#### About this exercise
Repeat the entries word for word. Leave nothing out.

*** Opening Records to process ***

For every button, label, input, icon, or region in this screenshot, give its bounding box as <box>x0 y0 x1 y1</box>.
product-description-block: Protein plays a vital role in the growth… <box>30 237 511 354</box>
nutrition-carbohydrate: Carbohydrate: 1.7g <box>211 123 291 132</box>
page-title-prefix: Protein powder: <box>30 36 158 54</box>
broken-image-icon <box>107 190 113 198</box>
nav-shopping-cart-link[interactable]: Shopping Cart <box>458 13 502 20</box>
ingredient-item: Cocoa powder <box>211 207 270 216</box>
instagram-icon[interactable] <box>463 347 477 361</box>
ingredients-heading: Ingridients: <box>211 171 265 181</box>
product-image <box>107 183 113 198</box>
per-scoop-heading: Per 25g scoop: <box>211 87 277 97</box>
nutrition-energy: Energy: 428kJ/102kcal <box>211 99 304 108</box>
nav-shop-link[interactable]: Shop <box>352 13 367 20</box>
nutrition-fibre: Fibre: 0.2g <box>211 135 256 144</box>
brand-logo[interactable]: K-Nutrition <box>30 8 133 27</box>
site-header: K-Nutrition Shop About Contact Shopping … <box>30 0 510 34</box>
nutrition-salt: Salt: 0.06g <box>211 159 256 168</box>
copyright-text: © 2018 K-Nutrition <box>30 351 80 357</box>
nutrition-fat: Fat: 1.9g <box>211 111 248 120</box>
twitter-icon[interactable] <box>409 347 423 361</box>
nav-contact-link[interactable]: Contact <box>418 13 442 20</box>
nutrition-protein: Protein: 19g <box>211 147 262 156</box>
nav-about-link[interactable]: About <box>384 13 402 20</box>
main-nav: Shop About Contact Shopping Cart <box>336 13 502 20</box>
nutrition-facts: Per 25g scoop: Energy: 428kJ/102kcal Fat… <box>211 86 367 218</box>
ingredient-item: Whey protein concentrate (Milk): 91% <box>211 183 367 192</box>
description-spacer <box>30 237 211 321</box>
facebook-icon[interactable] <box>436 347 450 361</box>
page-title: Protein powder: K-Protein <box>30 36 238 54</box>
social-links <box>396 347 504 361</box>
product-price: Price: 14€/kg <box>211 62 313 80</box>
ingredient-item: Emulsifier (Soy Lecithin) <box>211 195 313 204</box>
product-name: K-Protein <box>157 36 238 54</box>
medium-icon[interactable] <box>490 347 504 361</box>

*** Closing Records to process ***

#### Task response
For every button, label, input, icon, or region in this screenshot, give its bounding box as <box>x0 y0 x1 y1</box>.
product-description-block: Protein plays a vital role in the growth… <box>30 237 511 354</box>
nutrition-carbohydrate: Carbohydrate: 1.7g <box>211 123 291 132</box>
page-title-prefix: Protein powder: <box>30 36 158 54</box>
broken-image-icon <box>107 190 113 198</box>
nav-shopping-cart-link[interactable]: Shopping Cart <box>458 13 502 20</box>
ingredient-item: Cocoa powder <box>211 207 270 216</box>
instagram-icon[interactable] <box>463 347 477 361</box>
ingredients-heading: Ingridients: <box>211 171 265 181</box>
product-image <box>107 183 113 198</box>
per-scoop-heading: Per 25g scoop: <box>211 87 277 97</box>
nutrition-energy: Energy: 428kJ/102kcal <box>211 99 304 108</box>
nav-shop-link[interactable]: Shop <box>352 13 367 20</box>
nutrition-fibre: Fibre: 0.2g <box>211 135 256 144</box>
brand-logo[interactable]: K-Nutrition <box>30 8 133 27</box>
site-header: K-Nutrition Shop About Contact Shopping … <box>30 0 510 34</box>
nutrition-salt: Salt: 0.06g <box>211 159 256 168</box>
copyright-text: © 2018 K-Nutrition <box>30 351 80 357</box>
nutrition-fat: Fat: 1.9g <box>211 111 248 120</box>
twitter-icon[interactable] <box>409 347 423 361</box>
nav-contact-link[interactable]: Contact <box>418 13 442 20</box>
nutrition-protein: Protein: 19g <box>211 147 262 156</box>
nav-about-link[interactable]: About <box>384 13 402 20</box>
main-nav: Shop About Contact Shopping Cart <box>336 13 502 20</box>
nutrition-facts: Per 25g scoop: Energy: 428kJ/102kcal Fat… <box>211 86 367 218</box>
ingredient-item: Whey protein concentrate (Milk): 91% <box>211 183 367 192</box>
description-spacer <box>30 237 211 321</box>
facebook-icon[interactable] <box>436 347 450 361</box>
page-title: Protein powder: K-Protein <box>30 36 238 54</box>
social-links <box>396 347 504 361</box>
product-price: Price: 14€/kg <box>211 62 313 80</box>
ingredient-item: Emulsifier (Soy Lecithin) <box>211 195 313 204</box>
product-name: K-Protein <box>157 36 238 54</box>
medium-icon[interactable] <box>490 347 504 361</box>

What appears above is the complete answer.